#### What you are asked to do
Without the images, output each record below as it stands.

A run of records
- - -

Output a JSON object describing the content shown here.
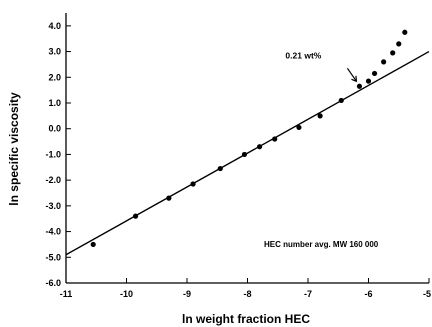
{
  "chart_data": {
    "type": "scatter",
    "xlabel": "ln weight fraction HEC",
    "ylabel": "ln specific viscosity",
    "xlim": [
      -11,
      -5
    ],
    "ylim": [
      -6.0,
      4.5
    ],
    "x_ticks": [
      -11,
      -10,
      -9,
      -8,
      -7,
      -6,
      -5
    ],
    "x_tick_labels": [
      "-11",
      "-10",
      "-9",
      "-8",
      "-7",
      "-6",
      "-5"
    ],
    "y_ticks": [
      4.0,
      3.0,
      2.0,
      1.0,
      0.0,
      -1.0,
      -2.0,
      -3.0,
      -4.0,
      -5.0,
      -6.0
    ],
    "y_tick_labels": [
      "4.0",
      "3.0",
      "2.0",
      "1.0",
      "0.0",
      "-1.0",
      "-2.0",
      "-3.0",
      "-4.0",
      "-5.0",
      "-6.0"
    ],
    "grid": false,
    "points": {
      "x": [
        -10.55,
        -9.85,
        -9.3,
        -8.9,
        -8.45,
        -8.05,
        -7.8,
        -7.55,
        -7.15,
        -6.8,
        -6.45,
        -6.15,
        -6.0,
        -5.9,
        -5.75,
        -5.6,
        -5.5,
        -5.4
      ],
      "y": [
        -4.5,
        -3.4,
        -2.7,
        -2.15,
        -1.55,
        -1.0,
        -0.7,
        -0.4,
        0.05,
        0.5,
        1.1,
        1.65,
        1.85,
        2.15,
        2.6,
        2.95,
        3.3,
        3.75
      ]
    },
    "fit_line": {
      "x": [
        -11.0,
        -5.0
      ],
      "y": [
        -4.9,
        3.0
      ]
    },
    "annotations": [
      {
        "text": "0.21 wt%",
        "x": -6.15,
        "y": 1.65
      }
    ],
    "note": "HEC number avg. MW 160 000"
  }
}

- - -

#### Reply to the task
Output a JSON object describing the content shown here.
{
  "chart_data": {
    "type": "scatter",
    "xlabel": "ln weight fraction HEC",
    "ylabel": "ln specific viscosity",
    "xlim": [
      -11,
      -5
    ],
    "ylim": [
      -6.0,
      4.5
    ],
    "x_ticks": [
      -11,
      -10,
      -9,
      -8,
      -7,
      -6,
      -5
    ],
    "x_tick_labels": [
      "-11",
      "-10",
      "-9",
      "-8",
      "-7",
      "-6",
      "-5"
    ],
    "y_ticks": [
      4.0,
      3.0,
      2.0,
      1.0,
      0.0,
      -1.0,
      -2.0,
      -3.0,
      -4.0,
      -5.0,
      -6.0
    ],
    "y_tick_labels": [
      "4.0",
      "3.0",
      "2.0",
      "1.0",
      "0.0",
      "-1.0",
      "-2.0",
      "-3.0",
      "-4.0",
      "-5.0",
      "-6.0"
    ],
    "grid": false,
    "points": {
      "x": [
        -10.55,
        -9.85,
        -9.3,
        -8.9,
        -8.45,
        -8.05,
        -7.8,
        -7.55,
        -7.15,
        -6.8,
        -6.45,
        -6.15,
        -6.0,
        -5.9,
        -5.75,
        -5.6,
        -5.5,
        -5.4
      ],
      "y": [
        -4.5,
        -3.4,
        -2.7,
        -2.15,
        -1.55,
        -1.0,
        -0.7,
        -0.4,
        0.05,
        0.5,
        1.1,
        1.65,
        1.85,
        2.15,
        2.6,
        2.95,
        3.3,
        3.75
      ]
    },
    "fit_line": {
      "x": [
        -11.0,
        -5.0
      ],
      "y": [
        -4.9,
        3.0
      ]
    },
    "annotations": [
      {
        "text": "0.21 wt%",
        "x": -6.15,
        "y": 1.65
      }
    ],
    "note": "HEC number avg. MW 160 000"
  }
}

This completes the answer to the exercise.